> Problem details: Across the entries, how many lines have the string "traditional" in them? Reply with only a number.

A block of data:
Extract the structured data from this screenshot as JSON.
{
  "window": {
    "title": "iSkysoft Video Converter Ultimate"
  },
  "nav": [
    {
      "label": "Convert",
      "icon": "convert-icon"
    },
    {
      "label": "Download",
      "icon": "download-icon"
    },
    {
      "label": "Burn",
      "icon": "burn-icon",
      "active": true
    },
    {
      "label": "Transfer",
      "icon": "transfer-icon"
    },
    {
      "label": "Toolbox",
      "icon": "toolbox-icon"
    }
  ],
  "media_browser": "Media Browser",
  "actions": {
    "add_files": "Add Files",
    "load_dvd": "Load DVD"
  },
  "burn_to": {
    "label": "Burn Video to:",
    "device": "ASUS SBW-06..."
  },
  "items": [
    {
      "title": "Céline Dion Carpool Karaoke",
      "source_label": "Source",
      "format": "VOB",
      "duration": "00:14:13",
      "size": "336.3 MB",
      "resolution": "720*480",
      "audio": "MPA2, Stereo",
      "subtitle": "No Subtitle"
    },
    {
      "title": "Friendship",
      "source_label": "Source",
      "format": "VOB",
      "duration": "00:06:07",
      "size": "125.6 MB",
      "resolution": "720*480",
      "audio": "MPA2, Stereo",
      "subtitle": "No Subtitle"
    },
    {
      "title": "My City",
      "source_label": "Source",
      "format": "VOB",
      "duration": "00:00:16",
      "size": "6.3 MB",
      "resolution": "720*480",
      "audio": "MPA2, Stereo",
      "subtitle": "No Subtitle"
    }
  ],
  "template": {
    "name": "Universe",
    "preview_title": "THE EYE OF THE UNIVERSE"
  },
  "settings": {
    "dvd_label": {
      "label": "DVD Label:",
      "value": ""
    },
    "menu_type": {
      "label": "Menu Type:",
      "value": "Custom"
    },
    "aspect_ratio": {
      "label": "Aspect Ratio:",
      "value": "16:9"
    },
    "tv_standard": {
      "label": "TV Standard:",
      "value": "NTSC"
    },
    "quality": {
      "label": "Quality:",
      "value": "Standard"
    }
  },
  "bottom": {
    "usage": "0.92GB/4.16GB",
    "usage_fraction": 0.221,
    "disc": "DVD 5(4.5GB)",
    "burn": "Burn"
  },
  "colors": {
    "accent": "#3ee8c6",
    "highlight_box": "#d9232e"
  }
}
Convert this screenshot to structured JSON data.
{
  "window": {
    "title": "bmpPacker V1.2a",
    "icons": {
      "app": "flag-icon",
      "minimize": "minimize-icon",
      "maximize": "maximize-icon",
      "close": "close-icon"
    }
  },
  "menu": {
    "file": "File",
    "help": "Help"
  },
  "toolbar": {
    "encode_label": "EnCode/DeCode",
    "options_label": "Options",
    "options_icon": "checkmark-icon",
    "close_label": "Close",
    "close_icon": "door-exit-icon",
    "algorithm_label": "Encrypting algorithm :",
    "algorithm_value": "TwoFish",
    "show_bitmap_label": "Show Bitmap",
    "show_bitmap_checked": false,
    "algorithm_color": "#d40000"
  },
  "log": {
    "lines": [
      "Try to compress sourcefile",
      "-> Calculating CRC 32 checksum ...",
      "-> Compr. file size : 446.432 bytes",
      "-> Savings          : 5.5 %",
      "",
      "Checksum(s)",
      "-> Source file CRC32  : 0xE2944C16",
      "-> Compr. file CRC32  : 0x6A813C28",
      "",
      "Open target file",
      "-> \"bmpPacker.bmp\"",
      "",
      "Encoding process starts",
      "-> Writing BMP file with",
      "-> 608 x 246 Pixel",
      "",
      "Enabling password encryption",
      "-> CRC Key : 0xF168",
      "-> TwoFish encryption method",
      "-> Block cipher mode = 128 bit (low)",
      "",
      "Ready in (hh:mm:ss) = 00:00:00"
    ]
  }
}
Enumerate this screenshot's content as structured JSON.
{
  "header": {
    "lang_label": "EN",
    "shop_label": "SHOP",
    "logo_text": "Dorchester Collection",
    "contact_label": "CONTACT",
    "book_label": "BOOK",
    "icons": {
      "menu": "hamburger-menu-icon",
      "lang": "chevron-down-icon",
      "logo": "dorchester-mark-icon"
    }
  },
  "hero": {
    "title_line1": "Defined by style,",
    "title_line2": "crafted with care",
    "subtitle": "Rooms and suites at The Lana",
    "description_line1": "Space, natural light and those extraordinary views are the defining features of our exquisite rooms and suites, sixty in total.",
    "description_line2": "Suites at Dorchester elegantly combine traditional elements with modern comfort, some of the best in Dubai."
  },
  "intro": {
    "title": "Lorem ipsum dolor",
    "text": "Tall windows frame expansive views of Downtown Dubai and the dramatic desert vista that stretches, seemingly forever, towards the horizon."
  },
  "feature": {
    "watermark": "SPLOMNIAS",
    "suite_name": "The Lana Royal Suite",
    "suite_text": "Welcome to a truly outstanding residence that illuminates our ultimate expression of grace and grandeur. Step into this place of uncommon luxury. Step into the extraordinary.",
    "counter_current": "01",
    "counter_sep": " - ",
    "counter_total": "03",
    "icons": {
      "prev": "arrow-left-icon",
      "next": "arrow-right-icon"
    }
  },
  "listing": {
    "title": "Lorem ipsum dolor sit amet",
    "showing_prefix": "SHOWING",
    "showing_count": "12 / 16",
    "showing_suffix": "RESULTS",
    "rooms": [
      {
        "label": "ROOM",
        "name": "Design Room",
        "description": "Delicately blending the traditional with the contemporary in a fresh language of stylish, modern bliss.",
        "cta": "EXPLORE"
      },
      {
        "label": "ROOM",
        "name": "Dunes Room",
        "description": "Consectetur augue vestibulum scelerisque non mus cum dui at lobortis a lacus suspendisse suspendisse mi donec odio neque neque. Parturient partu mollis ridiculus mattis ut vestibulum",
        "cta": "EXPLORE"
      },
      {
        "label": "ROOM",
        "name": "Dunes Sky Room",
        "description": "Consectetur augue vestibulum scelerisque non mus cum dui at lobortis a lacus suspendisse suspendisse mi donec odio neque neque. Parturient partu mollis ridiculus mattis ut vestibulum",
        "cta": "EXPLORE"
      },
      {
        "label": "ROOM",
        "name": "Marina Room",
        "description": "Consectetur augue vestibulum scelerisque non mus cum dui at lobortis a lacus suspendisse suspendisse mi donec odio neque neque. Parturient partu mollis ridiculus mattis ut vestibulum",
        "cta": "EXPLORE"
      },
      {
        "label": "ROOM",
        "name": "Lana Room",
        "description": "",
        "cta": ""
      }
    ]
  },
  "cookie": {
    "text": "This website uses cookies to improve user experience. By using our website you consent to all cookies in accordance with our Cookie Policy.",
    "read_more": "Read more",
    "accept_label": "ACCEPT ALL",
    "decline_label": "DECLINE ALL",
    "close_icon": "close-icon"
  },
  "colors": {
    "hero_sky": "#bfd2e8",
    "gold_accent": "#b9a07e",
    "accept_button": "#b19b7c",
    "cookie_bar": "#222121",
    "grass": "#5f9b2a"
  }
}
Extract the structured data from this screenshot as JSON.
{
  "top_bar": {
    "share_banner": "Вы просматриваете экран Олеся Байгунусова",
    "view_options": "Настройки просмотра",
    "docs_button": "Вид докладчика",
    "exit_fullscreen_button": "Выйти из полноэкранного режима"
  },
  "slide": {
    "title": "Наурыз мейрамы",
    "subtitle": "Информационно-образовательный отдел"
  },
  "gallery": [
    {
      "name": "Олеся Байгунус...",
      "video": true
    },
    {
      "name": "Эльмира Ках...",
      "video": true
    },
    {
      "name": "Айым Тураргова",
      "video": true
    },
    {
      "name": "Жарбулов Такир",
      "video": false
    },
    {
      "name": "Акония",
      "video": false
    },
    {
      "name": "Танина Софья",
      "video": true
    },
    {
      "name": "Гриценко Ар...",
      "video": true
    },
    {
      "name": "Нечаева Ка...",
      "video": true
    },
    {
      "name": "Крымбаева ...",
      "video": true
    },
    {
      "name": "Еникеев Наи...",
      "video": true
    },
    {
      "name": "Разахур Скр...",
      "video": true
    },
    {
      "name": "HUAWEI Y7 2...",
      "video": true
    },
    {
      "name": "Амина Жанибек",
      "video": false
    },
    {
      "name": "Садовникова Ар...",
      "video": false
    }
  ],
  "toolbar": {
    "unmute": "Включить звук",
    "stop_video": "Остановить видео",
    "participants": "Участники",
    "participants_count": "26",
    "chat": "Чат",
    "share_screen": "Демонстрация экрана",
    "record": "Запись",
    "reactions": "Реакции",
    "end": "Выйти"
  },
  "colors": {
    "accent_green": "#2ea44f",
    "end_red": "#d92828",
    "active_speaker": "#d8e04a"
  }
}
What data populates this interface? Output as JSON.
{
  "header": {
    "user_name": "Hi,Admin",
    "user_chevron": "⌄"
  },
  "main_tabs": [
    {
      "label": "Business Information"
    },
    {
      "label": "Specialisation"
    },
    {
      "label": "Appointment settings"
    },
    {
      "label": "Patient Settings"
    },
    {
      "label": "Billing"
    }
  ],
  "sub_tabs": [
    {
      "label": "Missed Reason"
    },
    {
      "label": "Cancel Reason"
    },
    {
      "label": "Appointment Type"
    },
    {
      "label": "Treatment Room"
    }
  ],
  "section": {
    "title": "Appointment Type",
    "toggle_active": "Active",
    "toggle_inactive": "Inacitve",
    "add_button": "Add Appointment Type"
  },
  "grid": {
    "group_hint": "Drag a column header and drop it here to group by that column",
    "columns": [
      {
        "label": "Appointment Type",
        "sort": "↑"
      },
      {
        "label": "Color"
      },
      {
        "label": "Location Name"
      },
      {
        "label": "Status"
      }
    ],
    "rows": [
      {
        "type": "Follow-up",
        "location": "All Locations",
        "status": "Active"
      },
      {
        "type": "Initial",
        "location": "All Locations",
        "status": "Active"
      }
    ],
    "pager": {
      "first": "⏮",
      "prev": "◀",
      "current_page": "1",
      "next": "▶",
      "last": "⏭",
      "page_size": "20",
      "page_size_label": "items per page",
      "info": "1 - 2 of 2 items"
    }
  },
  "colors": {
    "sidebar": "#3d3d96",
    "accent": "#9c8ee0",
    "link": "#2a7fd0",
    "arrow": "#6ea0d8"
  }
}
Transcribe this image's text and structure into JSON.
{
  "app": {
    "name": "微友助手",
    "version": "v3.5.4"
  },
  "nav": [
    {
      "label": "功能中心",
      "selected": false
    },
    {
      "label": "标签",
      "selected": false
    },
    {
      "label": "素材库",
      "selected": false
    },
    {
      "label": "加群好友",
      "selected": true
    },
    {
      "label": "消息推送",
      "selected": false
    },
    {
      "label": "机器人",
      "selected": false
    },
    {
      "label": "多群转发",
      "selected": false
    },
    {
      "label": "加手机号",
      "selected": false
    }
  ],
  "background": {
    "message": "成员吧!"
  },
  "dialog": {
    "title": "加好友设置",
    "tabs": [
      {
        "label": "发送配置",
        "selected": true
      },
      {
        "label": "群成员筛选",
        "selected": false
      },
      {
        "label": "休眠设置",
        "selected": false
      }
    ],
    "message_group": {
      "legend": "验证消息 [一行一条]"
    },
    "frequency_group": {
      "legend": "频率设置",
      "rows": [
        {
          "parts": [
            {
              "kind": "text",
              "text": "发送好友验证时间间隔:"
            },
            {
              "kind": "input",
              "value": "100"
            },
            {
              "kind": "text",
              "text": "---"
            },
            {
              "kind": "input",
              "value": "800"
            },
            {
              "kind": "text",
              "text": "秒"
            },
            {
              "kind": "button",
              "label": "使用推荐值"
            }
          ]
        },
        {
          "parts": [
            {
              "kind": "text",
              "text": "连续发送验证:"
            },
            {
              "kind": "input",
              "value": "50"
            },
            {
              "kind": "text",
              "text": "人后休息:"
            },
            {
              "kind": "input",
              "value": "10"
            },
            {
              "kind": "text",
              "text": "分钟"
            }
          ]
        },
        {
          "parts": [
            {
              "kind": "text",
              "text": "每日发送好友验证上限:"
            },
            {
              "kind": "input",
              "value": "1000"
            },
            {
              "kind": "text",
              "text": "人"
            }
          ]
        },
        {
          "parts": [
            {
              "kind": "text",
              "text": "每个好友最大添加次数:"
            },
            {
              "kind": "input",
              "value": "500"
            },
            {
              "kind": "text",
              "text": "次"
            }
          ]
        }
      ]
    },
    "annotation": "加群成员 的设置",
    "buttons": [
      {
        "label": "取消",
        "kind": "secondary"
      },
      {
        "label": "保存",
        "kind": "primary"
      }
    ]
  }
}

> Worked solution: 2